## WORK INSTRUCTIONS
Search the data for the word "this" and copy every line where it occurs.

____ MATERIALS PROVIDED

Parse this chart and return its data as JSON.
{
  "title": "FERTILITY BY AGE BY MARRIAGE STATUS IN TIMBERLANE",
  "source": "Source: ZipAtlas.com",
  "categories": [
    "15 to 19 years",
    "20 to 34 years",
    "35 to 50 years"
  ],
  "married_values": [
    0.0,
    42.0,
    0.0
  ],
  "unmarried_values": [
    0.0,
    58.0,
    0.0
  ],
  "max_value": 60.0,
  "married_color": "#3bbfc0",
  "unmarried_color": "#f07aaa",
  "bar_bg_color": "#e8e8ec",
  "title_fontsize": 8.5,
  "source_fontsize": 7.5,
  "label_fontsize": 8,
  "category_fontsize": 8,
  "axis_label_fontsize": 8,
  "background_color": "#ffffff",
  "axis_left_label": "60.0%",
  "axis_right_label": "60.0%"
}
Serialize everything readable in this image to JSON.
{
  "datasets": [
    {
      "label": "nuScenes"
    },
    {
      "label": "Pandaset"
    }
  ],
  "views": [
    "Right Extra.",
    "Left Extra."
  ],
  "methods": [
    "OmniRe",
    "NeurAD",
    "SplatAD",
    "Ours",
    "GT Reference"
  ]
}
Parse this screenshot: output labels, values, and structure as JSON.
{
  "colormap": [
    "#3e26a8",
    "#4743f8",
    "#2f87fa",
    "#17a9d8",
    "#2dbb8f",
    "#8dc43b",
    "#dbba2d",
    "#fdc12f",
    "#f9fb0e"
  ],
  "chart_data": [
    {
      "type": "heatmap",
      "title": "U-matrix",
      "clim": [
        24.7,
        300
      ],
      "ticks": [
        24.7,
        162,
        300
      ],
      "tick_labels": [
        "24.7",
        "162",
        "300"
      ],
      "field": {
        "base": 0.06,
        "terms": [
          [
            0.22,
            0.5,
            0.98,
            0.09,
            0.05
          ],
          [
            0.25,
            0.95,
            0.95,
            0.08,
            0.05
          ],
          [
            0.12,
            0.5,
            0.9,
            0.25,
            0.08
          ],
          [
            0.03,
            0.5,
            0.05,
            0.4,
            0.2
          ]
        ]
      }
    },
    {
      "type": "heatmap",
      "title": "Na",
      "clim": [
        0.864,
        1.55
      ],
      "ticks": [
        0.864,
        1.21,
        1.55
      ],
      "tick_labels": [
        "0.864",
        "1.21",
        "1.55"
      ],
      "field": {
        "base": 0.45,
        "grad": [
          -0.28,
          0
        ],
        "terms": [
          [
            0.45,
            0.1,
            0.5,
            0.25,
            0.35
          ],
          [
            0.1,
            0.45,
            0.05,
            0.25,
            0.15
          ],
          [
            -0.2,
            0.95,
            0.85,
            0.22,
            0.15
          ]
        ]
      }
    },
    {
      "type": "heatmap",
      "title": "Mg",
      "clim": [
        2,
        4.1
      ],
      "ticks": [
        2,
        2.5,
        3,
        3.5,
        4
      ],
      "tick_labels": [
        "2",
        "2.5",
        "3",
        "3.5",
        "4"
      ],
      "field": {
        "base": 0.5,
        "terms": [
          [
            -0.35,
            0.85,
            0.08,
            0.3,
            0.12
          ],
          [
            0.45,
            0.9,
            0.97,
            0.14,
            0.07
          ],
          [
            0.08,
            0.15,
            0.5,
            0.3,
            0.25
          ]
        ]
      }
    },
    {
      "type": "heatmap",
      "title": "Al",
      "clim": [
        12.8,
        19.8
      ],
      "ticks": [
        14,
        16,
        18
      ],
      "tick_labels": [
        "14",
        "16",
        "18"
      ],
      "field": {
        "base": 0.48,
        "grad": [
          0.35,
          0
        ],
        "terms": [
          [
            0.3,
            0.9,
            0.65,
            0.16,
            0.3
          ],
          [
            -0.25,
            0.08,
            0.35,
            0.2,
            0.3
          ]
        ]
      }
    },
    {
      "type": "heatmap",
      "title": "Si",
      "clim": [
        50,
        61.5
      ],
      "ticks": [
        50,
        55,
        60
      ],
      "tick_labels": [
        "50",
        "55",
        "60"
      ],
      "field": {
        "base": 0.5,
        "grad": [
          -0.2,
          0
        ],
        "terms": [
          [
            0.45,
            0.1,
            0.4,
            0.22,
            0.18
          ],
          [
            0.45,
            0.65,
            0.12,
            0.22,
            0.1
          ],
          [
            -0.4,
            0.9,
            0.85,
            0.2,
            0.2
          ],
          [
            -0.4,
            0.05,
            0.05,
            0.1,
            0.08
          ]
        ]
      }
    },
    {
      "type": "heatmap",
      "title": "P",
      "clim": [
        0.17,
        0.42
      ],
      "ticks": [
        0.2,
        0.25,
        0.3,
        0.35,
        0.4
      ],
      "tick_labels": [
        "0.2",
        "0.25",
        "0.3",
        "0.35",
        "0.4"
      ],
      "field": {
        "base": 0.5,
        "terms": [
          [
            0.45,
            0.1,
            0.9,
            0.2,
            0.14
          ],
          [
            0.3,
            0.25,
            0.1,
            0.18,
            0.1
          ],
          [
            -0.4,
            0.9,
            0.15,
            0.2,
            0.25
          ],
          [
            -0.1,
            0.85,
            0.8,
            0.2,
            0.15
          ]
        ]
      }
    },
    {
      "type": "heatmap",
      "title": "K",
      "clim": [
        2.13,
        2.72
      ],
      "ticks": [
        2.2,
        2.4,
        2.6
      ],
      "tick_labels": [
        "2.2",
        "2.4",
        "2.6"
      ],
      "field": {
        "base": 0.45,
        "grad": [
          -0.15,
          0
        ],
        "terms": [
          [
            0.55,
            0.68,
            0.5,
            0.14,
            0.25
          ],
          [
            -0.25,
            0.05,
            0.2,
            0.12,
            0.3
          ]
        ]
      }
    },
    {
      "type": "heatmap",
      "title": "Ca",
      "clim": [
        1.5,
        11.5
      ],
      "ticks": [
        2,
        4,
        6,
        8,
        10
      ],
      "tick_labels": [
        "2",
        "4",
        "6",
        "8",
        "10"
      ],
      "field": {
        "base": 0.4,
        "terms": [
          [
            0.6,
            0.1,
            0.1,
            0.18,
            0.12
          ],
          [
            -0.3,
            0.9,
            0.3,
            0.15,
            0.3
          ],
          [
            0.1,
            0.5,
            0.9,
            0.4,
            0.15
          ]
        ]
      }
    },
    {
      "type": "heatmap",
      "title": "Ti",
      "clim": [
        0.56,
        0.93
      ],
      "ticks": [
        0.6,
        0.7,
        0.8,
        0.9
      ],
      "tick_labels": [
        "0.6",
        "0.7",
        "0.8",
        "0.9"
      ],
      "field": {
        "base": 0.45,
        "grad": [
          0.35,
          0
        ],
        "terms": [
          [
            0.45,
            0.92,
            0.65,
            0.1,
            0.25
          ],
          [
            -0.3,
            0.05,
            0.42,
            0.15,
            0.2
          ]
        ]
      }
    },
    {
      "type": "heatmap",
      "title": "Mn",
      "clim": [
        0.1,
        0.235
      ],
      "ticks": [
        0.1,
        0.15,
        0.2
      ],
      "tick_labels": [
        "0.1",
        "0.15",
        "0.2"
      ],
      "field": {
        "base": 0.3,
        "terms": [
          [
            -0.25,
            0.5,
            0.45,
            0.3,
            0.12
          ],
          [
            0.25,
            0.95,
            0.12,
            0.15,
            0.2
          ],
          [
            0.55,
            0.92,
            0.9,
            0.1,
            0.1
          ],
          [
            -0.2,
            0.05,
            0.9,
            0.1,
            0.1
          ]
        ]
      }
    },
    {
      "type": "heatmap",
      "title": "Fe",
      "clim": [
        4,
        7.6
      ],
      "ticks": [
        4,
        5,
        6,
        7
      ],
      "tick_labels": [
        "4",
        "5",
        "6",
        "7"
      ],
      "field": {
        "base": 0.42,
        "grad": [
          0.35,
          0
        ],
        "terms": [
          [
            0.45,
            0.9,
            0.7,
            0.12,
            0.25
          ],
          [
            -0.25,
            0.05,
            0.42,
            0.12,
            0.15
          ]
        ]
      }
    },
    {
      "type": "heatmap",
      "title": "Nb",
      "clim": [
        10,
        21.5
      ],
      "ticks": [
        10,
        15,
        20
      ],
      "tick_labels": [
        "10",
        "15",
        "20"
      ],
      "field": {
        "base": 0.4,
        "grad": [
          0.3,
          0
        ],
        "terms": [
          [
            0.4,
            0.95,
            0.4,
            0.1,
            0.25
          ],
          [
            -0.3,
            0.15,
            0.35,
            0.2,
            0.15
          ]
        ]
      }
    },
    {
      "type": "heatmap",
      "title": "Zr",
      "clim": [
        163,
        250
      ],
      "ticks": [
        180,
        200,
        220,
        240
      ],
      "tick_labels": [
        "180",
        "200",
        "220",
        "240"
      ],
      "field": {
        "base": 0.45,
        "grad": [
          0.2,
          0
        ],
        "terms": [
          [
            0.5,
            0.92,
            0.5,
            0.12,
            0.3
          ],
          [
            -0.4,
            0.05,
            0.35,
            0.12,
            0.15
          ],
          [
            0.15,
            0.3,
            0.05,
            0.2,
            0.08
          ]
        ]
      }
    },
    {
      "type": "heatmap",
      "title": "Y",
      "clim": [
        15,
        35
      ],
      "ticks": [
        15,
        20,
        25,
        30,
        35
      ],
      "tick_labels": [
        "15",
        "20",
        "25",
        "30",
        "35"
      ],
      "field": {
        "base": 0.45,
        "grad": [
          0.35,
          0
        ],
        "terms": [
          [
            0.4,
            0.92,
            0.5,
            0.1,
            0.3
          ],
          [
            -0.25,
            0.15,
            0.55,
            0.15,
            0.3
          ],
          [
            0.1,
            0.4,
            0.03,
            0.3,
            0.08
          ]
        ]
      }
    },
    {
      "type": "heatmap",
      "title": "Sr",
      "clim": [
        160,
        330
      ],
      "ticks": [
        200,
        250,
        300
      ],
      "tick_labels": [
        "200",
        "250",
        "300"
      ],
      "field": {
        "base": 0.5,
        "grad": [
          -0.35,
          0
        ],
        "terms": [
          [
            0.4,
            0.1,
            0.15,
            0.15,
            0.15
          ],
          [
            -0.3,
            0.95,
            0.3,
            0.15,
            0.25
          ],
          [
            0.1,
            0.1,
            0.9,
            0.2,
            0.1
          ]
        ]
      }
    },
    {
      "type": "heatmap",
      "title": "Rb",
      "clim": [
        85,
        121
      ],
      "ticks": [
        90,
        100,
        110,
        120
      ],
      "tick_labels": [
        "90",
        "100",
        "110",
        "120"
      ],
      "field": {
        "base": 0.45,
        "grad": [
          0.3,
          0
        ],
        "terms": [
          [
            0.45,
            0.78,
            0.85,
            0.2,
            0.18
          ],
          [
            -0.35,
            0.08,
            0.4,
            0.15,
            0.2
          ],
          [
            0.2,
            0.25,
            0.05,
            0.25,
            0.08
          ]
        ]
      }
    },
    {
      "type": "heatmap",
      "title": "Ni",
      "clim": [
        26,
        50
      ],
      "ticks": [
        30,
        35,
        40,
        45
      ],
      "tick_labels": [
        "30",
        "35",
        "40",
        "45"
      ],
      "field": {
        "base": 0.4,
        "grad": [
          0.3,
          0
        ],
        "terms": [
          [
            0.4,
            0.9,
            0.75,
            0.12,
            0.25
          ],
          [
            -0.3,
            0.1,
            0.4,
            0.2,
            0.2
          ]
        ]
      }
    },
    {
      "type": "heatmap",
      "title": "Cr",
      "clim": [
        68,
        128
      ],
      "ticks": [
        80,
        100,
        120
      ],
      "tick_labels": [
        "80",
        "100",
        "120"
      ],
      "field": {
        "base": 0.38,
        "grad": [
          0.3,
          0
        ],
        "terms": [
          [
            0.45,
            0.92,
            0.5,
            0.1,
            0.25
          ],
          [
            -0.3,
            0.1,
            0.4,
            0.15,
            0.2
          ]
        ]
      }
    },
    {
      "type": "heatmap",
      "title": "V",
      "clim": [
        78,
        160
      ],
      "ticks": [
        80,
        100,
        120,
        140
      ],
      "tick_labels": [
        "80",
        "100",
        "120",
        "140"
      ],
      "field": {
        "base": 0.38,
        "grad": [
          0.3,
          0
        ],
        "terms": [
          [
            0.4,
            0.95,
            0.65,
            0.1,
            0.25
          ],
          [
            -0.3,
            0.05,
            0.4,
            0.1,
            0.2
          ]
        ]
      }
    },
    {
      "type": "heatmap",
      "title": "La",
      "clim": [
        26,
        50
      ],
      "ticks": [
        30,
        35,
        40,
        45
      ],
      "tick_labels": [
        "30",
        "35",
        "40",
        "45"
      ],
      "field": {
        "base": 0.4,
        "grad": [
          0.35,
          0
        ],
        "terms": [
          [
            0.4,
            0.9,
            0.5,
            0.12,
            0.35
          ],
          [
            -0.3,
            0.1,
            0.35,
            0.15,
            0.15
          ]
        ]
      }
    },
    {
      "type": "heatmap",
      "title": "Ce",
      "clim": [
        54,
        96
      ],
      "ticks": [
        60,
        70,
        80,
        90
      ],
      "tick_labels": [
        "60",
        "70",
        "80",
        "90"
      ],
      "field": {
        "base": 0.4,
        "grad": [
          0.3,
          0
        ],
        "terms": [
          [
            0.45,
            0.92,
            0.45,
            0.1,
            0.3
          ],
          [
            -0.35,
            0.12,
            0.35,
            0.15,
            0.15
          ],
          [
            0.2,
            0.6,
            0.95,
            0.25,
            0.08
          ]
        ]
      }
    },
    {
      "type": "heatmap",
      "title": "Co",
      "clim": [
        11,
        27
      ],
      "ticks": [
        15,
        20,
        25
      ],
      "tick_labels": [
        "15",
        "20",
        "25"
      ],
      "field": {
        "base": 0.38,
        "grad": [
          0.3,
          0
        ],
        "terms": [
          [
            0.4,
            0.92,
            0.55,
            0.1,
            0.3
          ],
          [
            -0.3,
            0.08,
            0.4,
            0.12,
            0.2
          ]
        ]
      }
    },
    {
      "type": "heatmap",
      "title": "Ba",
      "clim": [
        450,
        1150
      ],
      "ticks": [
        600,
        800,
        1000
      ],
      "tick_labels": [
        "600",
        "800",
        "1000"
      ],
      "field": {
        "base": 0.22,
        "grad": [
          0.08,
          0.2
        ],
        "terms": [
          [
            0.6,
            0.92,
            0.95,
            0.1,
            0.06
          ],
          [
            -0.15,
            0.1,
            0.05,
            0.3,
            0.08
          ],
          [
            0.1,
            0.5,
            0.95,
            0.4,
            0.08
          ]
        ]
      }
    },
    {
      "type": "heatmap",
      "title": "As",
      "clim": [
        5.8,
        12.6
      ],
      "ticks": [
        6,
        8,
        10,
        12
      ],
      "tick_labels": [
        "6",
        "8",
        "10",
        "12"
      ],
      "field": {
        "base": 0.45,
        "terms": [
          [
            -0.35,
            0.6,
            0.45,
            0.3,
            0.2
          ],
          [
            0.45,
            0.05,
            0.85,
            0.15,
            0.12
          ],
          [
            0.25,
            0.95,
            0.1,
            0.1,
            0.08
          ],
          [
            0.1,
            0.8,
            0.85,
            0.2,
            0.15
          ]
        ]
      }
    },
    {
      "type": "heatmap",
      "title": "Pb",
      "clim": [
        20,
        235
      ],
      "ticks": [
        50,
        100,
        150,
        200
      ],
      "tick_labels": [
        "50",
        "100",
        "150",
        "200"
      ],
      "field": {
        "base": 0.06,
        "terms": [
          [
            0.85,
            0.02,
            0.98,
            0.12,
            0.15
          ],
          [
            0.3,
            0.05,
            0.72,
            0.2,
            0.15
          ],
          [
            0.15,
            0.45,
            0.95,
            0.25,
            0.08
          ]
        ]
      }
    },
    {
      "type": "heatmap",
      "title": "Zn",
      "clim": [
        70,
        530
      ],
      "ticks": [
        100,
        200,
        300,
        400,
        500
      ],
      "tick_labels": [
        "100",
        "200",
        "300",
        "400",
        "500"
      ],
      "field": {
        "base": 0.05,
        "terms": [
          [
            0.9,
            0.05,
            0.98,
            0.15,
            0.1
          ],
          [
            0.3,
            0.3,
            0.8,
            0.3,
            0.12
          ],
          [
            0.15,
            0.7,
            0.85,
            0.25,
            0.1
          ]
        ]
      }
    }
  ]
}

________

## CORRECT ANSWER
Parse this chart and return its data as JSON.
Serialize everything readable in this image to JSON.
Parse this screenshot: output labels, values, and structure as JSON.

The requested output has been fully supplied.